JOB: Print the complete set of entries exactly.

RECORD SET:
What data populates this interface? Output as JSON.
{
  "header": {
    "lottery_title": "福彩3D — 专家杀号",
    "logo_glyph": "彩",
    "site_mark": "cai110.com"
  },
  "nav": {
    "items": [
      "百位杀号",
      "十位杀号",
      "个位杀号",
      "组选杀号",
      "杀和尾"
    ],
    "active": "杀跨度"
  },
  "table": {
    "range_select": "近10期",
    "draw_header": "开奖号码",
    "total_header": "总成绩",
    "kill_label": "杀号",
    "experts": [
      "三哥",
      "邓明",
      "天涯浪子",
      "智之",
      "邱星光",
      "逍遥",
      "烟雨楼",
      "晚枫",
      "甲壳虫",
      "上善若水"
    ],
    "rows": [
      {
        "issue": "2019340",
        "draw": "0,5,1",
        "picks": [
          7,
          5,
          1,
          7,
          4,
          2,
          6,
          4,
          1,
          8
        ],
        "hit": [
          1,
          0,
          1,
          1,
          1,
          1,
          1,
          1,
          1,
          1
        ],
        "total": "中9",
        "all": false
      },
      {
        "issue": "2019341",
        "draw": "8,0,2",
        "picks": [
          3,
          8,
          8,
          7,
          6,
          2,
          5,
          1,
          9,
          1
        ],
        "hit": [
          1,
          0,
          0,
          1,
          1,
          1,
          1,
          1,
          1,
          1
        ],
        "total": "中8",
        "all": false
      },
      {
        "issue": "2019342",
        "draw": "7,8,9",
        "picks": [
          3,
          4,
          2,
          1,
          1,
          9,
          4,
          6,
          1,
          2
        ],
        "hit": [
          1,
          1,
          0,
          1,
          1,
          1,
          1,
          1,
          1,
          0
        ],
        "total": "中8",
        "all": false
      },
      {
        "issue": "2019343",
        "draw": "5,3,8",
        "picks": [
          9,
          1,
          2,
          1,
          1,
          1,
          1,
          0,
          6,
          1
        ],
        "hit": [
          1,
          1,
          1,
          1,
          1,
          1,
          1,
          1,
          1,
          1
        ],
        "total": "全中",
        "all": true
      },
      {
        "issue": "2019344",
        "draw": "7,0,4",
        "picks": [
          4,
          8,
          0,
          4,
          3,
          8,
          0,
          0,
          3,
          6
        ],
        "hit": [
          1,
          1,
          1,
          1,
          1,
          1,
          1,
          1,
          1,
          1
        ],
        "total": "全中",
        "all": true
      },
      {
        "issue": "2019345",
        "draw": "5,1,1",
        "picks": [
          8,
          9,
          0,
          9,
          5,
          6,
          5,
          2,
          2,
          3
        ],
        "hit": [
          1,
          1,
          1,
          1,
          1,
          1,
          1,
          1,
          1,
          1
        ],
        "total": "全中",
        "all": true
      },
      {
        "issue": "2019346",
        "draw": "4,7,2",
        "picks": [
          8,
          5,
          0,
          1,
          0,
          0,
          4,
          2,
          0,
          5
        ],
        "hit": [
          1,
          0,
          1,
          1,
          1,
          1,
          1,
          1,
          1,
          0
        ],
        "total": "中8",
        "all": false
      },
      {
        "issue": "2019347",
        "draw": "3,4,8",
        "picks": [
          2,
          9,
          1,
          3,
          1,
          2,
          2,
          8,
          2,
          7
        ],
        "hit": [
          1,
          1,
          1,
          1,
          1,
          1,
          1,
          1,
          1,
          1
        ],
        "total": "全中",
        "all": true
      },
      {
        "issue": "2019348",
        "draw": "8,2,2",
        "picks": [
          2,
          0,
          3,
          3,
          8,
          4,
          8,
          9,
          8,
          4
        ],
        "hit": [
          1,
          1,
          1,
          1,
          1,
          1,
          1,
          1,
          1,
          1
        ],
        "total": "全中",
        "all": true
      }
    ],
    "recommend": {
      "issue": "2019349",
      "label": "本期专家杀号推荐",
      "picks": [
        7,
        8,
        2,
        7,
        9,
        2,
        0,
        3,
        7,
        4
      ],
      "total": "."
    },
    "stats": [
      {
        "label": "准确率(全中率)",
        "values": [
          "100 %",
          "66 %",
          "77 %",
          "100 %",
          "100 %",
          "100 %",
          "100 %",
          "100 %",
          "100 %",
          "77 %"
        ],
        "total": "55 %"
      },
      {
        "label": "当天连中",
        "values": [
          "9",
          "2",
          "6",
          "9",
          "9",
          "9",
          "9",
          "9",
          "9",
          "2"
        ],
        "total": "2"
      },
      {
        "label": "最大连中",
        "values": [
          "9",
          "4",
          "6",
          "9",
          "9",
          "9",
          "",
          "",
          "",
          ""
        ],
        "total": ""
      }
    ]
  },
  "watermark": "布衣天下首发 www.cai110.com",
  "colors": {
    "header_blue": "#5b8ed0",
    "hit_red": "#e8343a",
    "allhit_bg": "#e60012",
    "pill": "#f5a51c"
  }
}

ANSWER BELOW:
What data populates this interface? Output as JSON.
{
  "header": {
    "lottery_title": "福彩3D — 专家杀号",
    "logo_glyph": "彩",
    "site_mark": "cai110.com"
  },
  "nav": {
    "items": [
      "百位杀号",
      "十位杀号",
      "个位杀号",
      "组选杀号",
      "杀和尾"
    ],
    "active": "杀跨度"
  },
  "table": {
    "range_select": "近10期",
    "draw_header": "开奖号码",
    "total_header": "总成绩",
    "kill_label": "杀号",
    "experts": [
      "三哥",
      "邓明",
      "天涯浪子",
      "智之",
      "邱星光",
      "逍遥",
      "烟雨楼",
      "晚枫",
      "甲壳虫",
      "上善若水"
    ],
    "rows": [
      {
        "issue": "2019340",
        "draw": "0,5,1",
        "picks": [
          7,
          5,
          1,
          7,
          4,
          2,
          6,
          4,
          1,
          8
        ],
        "hit": [
          1,
          0,
          1,
          1,
          1,
          1,
          1,
          1,
          1,
          1
        ],
        "total": "中9",
        "all": false
      },
      {
        "issue": "2019341",
        "draw": "8,0,2",
        "picks": [
          3,
          8,
          8,
          7,
          6,
          2,
          5,
          1,
          9,
          1
        ],
        "hit": [
          1,
          0,
          0,
          1,
          1,
          1,
          1,
          1,
          1,
          1
        ],
        "total": "中8",
        "all": false
      },
      {
        "issue": "2019342",
        "draw": "7,8,9",
        "picks": [
          3,
          4,
          2,
          1,
          1,
          9,
          4,
          6,
          1,
          2
        ],
        "hit": [
          1,
          1,
          0,
          1,
          1,
          1,
          1,
          1,
          1,
          0
        ],
        "total": "中8",
        "all": false
      },
      {
        "issue": "2019343",
        "draw": "5,3,8",
        "picks": [
          9,
          1,
          2,
          1,
          1,
          1,
          1,
          0,
          6,
          1
        ],
        "hit": [
          1,
          1,
          1,
          1,
          1,
          1,
          1,
          1,
          1,
          1
        ],
        "total": "全中",
        "all": true
      },
      {
        "issue": "2019344",
        "draw": "7,0,4",
        "picks": [
          4,
          8,
          0,
          4,
          3,
          8,
          0,
          0,
          3,
          6
        ],
        "hit": [
          1,
          1,
          1,
          1,
          1,
          1,
          1,
          1,
          1,
          1
        ],
        "total": "全中",
        "all": true
      },
      {
        "issue": "2019345",
        "draw": "5,1,1",
        "picks": [
          8,
          9,
          0,
          9,
          5,
          6,
          5,
          2,
          2,
          3
        ],
        "hit": [
          1,
          1,
          1,
          1,
          1,
          1,
          1,
          1,
          1,
          1
        ],
        "total": "全中",
        "all": true
      },
      {
        "issue": "2019346",
        "draw": "4,7,2",
        "picks": [
          8,
          5,
          0,
          1,
          0,
          0,
          4,
          2,
          0,
          5
        ],
        "hit": [
          1,
          0,
          1,
          1,
          1,
          1,
          1,
          1,
          1,
          0
        ],
        "total": "中8",
        "all": false
      },
      {
        "issue": "2019347",
        "draw": "3,4,8",
        "picks": [
          2,
          9,
          1,
          3,
          1,
          2,
          2,
          8,
          2,
          7
        ],
        "hit": [
          1,
          1,
          1,
          1,
          1,
          1,
          1,
          1,
          1,
          1
        ],
        "total": "全中",
        "all": true
      },
      {
        "issue": "2019348",
        "draw": "8,2,2",
        "picks": [
          2,
          0,
          3,
          3,
          8,
          4,
          8,
          9,
          8,
          4
        ],
        "hit": [
          1,
          1,
          1,
          1,
          1,
          1,
          1,
          1,
          1,
          1
        ],
        "total": "全中",
        "all": true
      }
    ],
    "recommend": {
      "issue": "2019349",
      "label": "本期专家杀号推荐",
      "picks": [
        7,
        8,
        2,
        7,
        9,
        2,
        0,
        3,
        7,
        4
      ],
      "total": "."
    },
    "stats": [
      {
        "label": "准确率(全中率)",
        "values": [
          "100 %",
          "66 %",
          "77 %",
          "100 %",
          "100 %",
          "100 %",
          "100 %",
          "100 %",
          "100 %",
          "77 %"
        ],
        "total": "55 %"
      },
      {
        "label": "当天连中",
        "values": [
          "9",
          "2",
          "6",
          "9",
          "9",
          "9",
          "9",
          "9",
          "9",
          "2"
        ],
        "total": "2"
      },
      {
        "label": "最大连中",
        "values": [
          "9",
          "4",
          "6",
          "9",
          "9",
          "9",
          "",
          "",
          "",
          ""
        ],
        "total": ""
      }
    ]
  },
  "watermark": "布衣天下首发 www.cai110.com",
  "colors": {
    "header_blue": "#5b8ed0",
    "hit_red": "#e8343a",
    "allhit_bg": "#e60012",
    "pill": "#f5a51c"
  }
}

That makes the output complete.